++++ Working data ++++

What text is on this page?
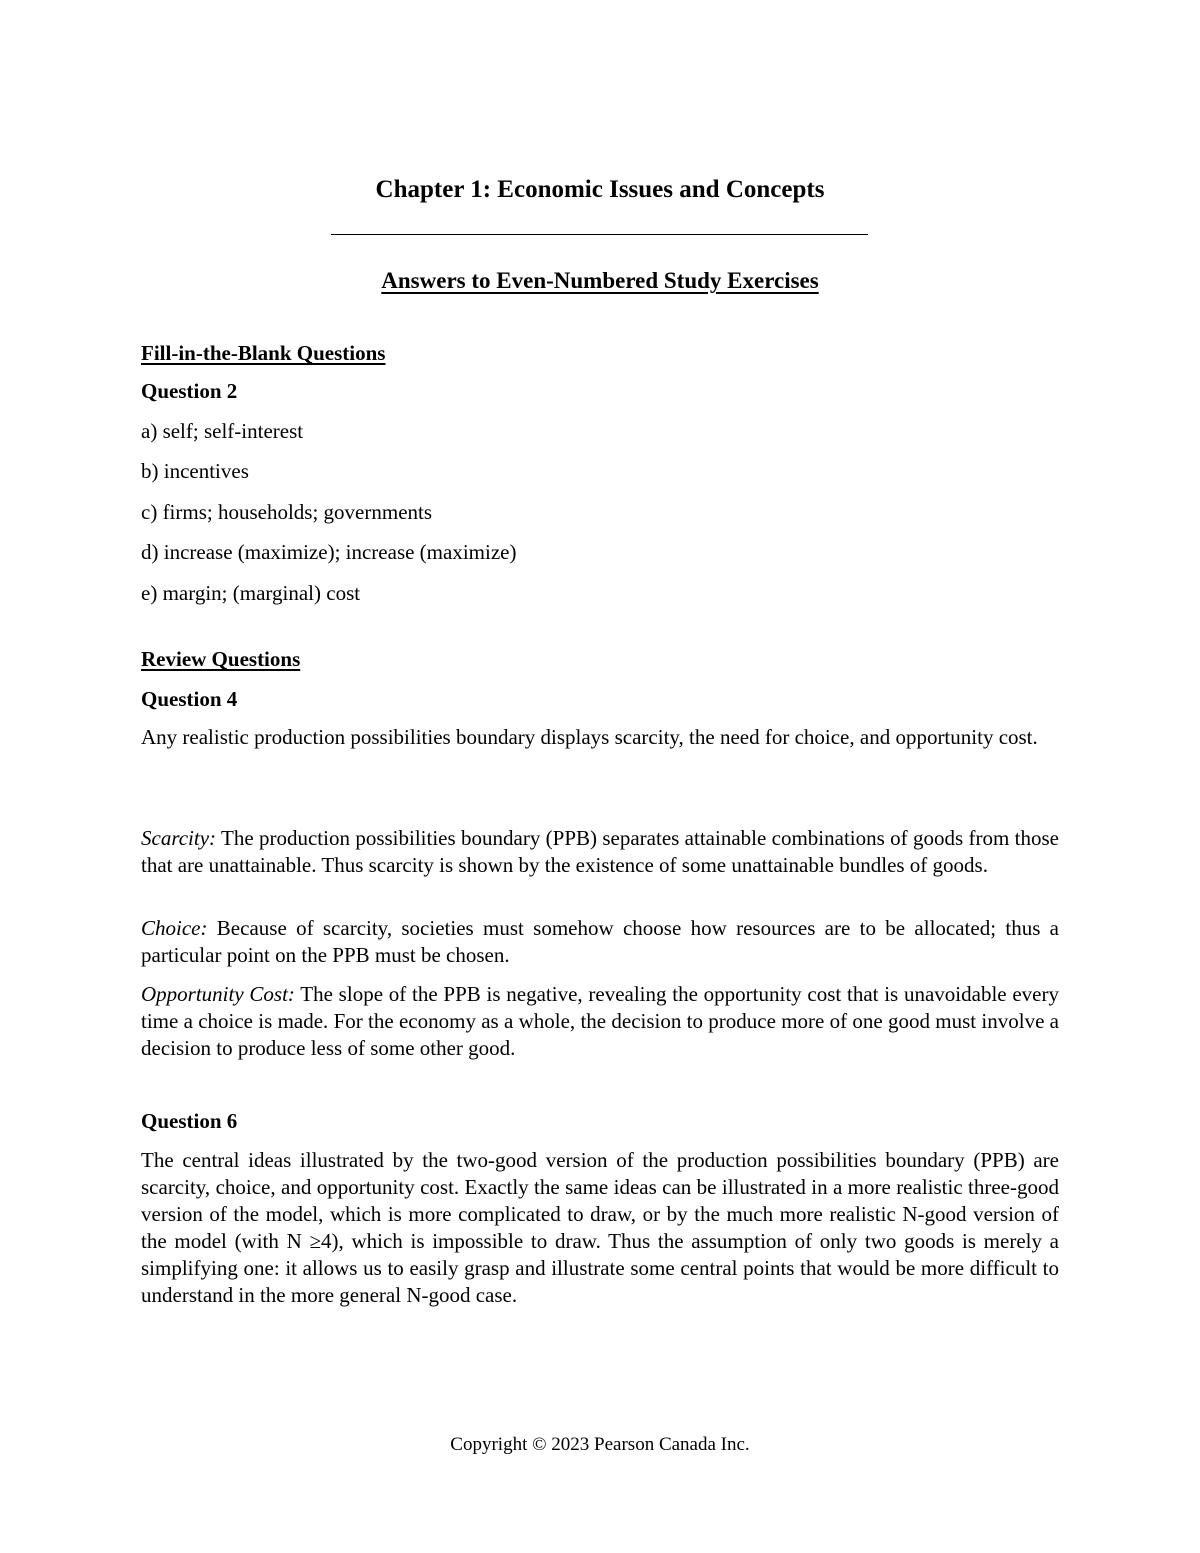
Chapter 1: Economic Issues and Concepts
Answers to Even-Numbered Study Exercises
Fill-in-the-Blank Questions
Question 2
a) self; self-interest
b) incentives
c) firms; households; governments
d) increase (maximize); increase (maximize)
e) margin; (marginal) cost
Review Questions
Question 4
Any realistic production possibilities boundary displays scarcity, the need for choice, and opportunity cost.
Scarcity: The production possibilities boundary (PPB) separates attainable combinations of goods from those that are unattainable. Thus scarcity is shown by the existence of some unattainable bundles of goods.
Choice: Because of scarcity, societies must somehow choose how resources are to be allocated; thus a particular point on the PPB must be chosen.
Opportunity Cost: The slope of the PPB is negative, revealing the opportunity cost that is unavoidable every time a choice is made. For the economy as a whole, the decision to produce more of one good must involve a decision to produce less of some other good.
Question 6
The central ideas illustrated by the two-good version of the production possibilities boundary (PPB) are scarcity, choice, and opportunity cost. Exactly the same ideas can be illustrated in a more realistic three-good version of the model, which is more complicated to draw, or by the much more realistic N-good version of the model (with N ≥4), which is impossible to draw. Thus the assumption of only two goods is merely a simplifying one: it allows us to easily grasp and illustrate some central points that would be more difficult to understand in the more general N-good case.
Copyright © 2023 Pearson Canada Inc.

++++

### What you have to do
Determine how many lines of this listing contain "cost", and give only the number.

### Response to the task
4